>> Begin

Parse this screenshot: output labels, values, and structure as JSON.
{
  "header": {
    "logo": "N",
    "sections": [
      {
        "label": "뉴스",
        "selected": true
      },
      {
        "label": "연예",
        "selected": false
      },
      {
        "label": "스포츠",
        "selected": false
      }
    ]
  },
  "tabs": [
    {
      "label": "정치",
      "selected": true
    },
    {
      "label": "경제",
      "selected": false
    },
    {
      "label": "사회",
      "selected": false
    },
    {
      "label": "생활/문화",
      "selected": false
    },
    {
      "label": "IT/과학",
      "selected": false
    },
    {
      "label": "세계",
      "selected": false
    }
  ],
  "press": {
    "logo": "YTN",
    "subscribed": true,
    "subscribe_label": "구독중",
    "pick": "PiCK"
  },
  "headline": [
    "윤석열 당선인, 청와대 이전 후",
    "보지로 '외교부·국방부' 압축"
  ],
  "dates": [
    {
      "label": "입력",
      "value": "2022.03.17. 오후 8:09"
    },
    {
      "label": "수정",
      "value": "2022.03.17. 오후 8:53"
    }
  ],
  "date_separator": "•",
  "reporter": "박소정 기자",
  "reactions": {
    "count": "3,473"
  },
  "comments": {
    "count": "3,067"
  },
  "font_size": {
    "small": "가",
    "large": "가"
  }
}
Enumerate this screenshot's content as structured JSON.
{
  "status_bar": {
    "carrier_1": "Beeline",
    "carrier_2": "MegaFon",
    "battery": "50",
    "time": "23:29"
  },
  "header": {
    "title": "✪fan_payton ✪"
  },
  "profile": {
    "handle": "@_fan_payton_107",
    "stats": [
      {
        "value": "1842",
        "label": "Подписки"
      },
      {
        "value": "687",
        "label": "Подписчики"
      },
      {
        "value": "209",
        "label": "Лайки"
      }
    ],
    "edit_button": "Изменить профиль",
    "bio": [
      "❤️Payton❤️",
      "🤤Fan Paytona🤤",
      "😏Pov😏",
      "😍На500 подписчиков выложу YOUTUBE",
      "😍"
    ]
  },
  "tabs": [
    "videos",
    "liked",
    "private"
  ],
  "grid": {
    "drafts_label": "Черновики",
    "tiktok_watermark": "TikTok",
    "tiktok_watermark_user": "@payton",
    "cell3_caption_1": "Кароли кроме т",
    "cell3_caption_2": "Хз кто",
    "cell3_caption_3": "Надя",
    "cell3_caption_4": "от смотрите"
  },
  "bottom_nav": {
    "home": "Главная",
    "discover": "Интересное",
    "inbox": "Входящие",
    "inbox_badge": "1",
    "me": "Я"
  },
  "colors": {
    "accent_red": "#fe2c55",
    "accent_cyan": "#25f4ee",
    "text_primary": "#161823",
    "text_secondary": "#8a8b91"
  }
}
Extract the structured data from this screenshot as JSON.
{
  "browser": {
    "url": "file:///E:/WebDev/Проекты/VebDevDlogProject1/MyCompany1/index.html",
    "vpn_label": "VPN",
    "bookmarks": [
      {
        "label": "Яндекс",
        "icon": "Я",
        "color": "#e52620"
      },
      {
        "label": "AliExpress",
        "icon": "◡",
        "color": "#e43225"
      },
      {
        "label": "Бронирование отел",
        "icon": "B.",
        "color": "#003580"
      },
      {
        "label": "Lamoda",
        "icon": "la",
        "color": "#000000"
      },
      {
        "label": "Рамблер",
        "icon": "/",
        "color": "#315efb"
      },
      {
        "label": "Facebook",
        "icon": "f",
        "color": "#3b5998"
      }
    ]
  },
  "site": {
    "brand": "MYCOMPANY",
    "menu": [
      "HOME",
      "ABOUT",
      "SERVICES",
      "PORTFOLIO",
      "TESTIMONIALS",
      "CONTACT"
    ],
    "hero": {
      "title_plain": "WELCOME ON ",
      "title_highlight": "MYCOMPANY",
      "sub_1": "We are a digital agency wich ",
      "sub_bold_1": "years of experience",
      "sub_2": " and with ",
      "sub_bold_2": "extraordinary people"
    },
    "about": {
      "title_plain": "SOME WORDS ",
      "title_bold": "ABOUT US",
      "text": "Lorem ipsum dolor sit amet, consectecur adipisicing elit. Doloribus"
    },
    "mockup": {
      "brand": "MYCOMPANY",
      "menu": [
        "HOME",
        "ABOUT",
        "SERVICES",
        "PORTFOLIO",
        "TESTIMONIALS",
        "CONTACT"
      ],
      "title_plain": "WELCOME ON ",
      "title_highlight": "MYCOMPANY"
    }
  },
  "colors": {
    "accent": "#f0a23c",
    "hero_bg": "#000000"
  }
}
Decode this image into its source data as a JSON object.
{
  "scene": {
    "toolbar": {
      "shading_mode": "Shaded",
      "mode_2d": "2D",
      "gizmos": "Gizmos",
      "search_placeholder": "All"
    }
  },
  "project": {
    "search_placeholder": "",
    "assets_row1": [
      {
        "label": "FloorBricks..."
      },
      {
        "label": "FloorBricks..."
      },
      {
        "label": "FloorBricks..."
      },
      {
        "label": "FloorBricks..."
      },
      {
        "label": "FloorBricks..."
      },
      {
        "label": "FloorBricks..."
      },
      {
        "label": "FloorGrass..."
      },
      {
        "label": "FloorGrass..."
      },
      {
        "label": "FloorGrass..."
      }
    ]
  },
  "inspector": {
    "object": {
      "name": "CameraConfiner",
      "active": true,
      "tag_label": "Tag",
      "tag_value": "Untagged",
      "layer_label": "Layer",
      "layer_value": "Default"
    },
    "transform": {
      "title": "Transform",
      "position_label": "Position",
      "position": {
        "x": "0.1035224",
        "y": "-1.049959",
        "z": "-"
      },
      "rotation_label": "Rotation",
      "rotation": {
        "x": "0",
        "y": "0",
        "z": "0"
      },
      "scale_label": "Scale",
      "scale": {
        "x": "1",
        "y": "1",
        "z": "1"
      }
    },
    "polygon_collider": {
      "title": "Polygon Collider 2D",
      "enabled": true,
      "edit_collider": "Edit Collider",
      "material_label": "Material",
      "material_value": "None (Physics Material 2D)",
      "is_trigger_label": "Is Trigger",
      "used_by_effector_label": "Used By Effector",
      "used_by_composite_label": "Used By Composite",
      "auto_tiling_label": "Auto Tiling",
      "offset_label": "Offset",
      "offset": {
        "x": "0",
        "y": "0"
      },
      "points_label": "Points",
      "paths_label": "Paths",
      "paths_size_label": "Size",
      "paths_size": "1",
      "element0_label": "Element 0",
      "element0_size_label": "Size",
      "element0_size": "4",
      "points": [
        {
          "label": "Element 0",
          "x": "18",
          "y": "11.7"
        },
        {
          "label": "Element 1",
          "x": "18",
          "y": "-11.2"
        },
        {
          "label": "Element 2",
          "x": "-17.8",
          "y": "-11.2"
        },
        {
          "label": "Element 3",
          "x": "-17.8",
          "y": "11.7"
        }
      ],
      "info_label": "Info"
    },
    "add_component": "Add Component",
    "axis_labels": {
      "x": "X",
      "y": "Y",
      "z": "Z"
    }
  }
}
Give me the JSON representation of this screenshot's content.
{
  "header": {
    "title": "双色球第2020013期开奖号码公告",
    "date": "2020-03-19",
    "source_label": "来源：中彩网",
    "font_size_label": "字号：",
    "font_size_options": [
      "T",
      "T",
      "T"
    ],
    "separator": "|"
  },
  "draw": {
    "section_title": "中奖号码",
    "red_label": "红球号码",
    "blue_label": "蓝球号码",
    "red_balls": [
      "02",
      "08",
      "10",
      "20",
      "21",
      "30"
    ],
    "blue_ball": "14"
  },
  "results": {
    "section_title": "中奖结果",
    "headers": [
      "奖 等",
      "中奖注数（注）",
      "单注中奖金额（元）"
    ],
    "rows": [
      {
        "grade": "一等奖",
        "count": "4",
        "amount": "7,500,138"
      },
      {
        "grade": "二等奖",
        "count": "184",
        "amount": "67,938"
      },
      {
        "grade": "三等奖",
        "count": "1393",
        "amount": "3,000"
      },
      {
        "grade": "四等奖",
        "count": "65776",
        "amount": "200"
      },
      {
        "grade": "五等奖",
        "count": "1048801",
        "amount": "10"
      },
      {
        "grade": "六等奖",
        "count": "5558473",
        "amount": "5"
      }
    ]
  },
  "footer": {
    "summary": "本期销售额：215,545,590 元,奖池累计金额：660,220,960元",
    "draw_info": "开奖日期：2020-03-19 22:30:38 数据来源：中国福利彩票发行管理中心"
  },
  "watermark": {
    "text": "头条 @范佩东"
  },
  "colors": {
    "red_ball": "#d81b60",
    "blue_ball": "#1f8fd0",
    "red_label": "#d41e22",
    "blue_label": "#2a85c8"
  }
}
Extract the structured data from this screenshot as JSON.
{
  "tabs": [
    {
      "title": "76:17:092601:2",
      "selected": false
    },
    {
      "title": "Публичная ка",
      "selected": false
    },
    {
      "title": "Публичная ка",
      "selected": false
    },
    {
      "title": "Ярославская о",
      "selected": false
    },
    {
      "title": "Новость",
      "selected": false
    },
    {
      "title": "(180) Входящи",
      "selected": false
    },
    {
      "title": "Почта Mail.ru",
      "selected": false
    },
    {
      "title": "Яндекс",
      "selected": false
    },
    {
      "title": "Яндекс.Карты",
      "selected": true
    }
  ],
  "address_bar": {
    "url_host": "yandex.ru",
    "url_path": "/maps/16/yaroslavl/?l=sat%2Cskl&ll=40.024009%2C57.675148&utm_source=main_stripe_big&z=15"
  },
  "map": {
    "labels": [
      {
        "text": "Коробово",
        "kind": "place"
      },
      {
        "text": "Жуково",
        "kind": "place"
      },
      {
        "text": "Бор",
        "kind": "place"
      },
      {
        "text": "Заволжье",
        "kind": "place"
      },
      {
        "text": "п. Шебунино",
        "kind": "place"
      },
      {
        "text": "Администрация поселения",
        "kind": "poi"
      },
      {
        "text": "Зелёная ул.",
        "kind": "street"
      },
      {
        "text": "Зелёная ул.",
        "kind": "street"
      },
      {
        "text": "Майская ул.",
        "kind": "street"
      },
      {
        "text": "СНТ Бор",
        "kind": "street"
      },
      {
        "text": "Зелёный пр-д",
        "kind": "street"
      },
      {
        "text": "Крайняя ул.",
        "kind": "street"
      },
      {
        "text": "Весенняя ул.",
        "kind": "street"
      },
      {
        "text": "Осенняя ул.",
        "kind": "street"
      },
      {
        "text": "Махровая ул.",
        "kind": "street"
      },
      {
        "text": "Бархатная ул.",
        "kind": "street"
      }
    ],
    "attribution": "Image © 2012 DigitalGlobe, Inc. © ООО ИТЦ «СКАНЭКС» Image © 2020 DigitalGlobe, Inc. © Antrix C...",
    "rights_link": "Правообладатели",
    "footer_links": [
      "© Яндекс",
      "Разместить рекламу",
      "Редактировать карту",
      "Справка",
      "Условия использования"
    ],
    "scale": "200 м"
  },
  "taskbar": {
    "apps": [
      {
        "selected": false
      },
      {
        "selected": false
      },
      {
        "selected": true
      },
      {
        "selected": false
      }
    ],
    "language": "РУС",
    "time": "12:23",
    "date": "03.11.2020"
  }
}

>> End

**Challenge**:
Check each line of the records for "count" and copy the ones that contain it.

**Problem solution**:
    "count": "3,473"
    "count": "3,067"
        "count": "4",
        "count": "184",
        "count": "1393",
        "count": "65776",
        "count": "1048801",
        "count": "5558473",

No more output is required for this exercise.